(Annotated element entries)

▼

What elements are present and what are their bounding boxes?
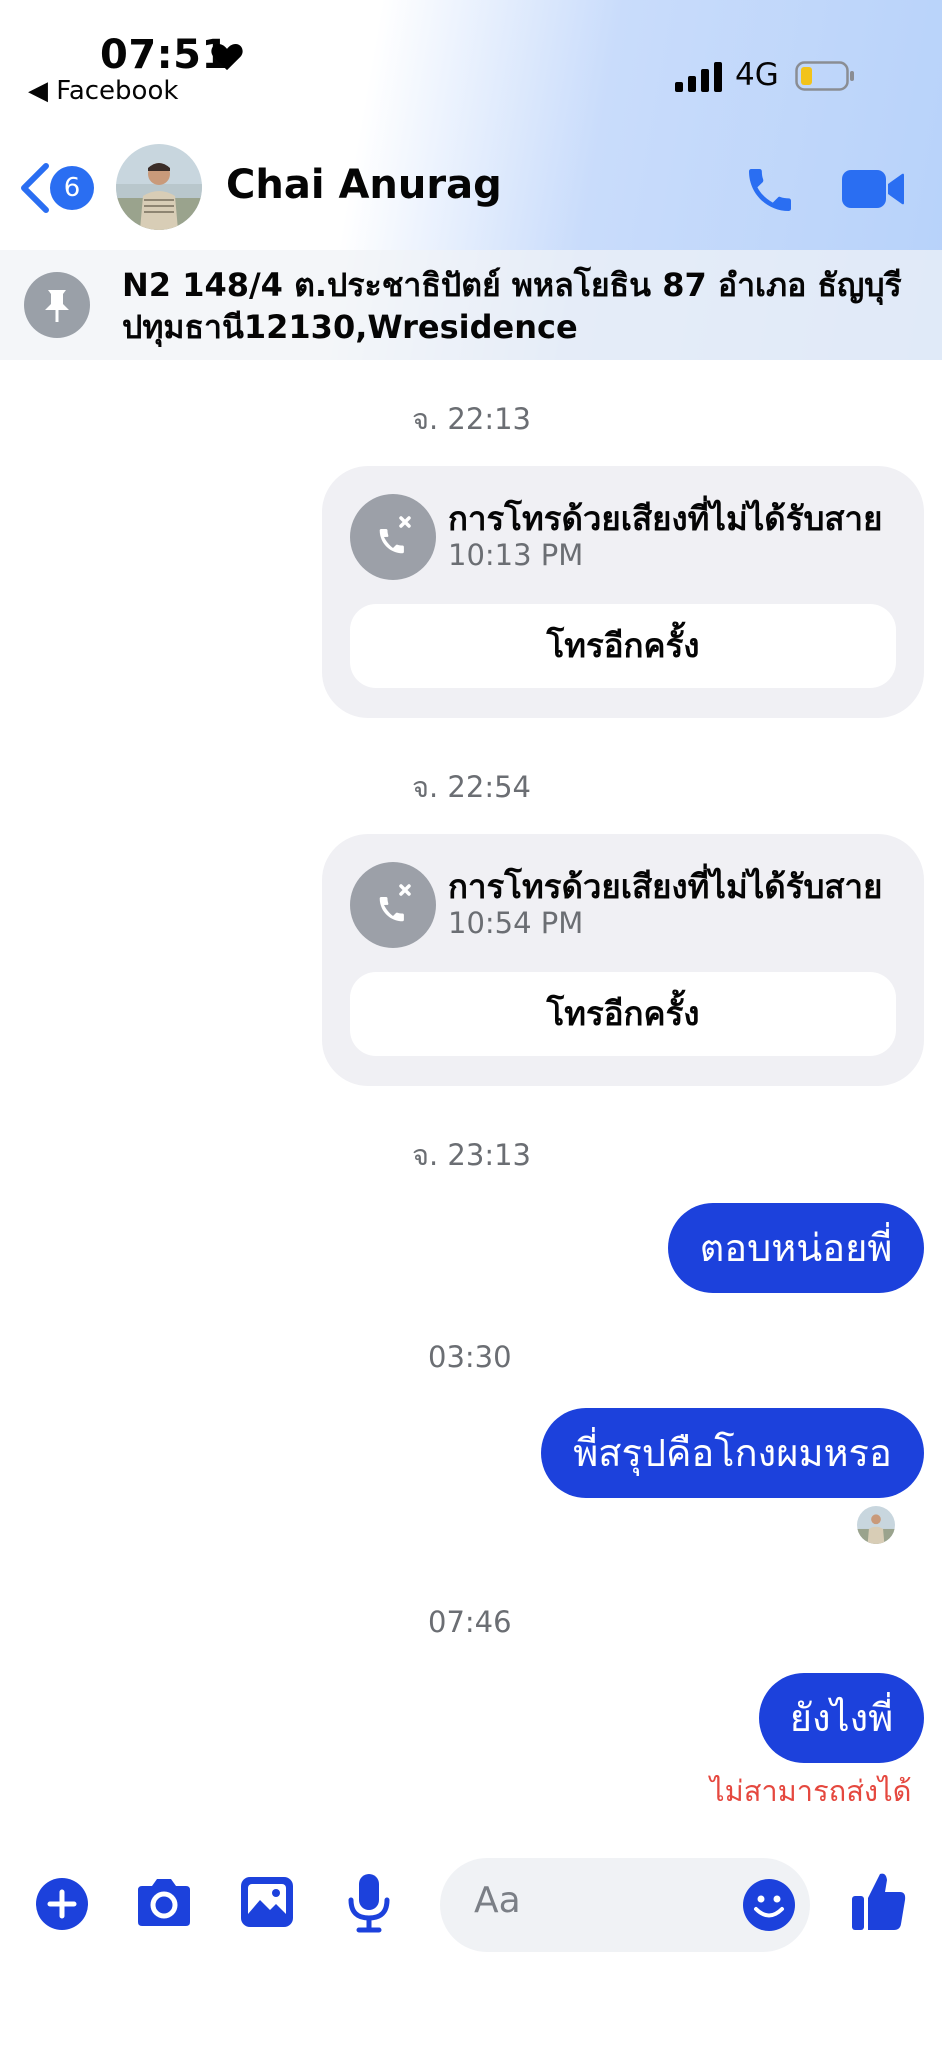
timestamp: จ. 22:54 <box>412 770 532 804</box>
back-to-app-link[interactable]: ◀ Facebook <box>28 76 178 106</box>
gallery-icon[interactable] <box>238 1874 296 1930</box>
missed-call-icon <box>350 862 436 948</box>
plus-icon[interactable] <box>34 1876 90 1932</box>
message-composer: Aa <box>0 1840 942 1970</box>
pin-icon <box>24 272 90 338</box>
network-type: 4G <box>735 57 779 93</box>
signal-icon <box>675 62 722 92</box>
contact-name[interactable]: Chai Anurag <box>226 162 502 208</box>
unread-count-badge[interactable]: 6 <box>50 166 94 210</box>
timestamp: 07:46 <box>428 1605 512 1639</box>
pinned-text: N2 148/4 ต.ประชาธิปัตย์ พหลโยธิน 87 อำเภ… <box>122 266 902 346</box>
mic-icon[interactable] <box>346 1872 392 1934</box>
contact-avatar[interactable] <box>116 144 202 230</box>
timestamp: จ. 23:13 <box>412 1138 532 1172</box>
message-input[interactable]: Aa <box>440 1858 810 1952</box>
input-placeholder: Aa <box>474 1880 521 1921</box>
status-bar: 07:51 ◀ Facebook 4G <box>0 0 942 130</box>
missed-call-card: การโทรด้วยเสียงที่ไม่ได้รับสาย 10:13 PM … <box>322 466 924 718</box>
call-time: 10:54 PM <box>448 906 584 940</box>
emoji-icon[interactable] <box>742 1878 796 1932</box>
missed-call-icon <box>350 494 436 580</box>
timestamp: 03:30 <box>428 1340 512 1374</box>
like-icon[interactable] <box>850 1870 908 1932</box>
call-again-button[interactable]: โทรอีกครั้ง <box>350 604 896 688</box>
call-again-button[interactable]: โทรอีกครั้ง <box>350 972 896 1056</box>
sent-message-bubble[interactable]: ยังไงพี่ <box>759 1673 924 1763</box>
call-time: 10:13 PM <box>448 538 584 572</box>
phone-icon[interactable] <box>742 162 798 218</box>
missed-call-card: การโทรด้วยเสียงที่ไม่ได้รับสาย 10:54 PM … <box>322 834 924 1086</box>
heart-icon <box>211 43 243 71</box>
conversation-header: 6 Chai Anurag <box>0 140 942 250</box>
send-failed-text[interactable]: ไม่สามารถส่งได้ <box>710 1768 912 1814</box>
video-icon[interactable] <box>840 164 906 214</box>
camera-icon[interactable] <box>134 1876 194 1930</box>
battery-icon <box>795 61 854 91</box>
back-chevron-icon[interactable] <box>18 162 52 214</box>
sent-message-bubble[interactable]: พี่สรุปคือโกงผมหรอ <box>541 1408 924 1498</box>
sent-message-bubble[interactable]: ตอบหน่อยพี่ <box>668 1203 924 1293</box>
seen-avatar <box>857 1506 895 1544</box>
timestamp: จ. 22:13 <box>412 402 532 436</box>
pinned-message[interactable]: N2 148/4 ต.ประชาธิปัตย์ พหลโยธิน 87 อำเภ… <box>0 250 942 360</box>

▲

**What is needed**
In the data, starting at the line that contains "timestamp: จ. 22:54" and ending after the line that contains "like-icon[interactable] <box>850 1870", change "timestamp" to "time-label" and rewrite those lines with nothing else altered.

**Answer to this exercise**
time-label: จ. 22:54 <box>412 770 532 804</box>
back-to-app-link[interactable]: ◀ Facebook <box>28 76 178 106</box>
gallery-icon[interactable] <box>238 1874 296 1930</box>
missed-call-icon <box>350 862 436 948</box>
plus-icon[interactable] <box>34 1876 90 1932</box>
message-composer: Aa <box>0 1840 942 1970</box>
pin-icon <box>24 272 90 338</box>
network-type: 4G <box>735 57 779 93</box>
signal-icon <box>675 62 722 92</box>
contact-name[interactable]: Chai Anurag <box>226 162 502 208</box>
unread-count-badge[interactable]: 6 <box>50 166 94 210</box>
time-label: 07:46 <box>428 1605 512 1639</box>
pinned-text: N2 148/4 ต.ประชาธิปัตย์ พหลโยธิน 87 อำเภ… <box>122 266 902 346</box>
mic-icon[interactable] <box>346 1872 392 1934</box>
contact-avatar[interactable] <box>116 144 202 230</box>
time-label: จ. 23:13 <box>412 1138 532 1172</box>
message-input[interactable]: Aa <box>440 1858 810 1952</box>
input-placeholder: Aa <box>474 1880 521 1921</box>
status-bar: 07:51 ◀ Facebook 4G <box>0 0 942 130</box>
missed-call-card: การโทรด้วยเสียงที่ไม่ได้รับสาย 10:13 PM … <box>322 466 924 718</box>
call-time: 10:54 PM <box>448 906 584 940</box>
emoji-icon[interactable] <box>742 1878 796 1932</box>
missed-call-icon <box>350 494 436 580</box>
time-label: 03:30 <box>428 1340 512 1374</box>
like-icon[interactable] <box>850 1870 908 1932</box>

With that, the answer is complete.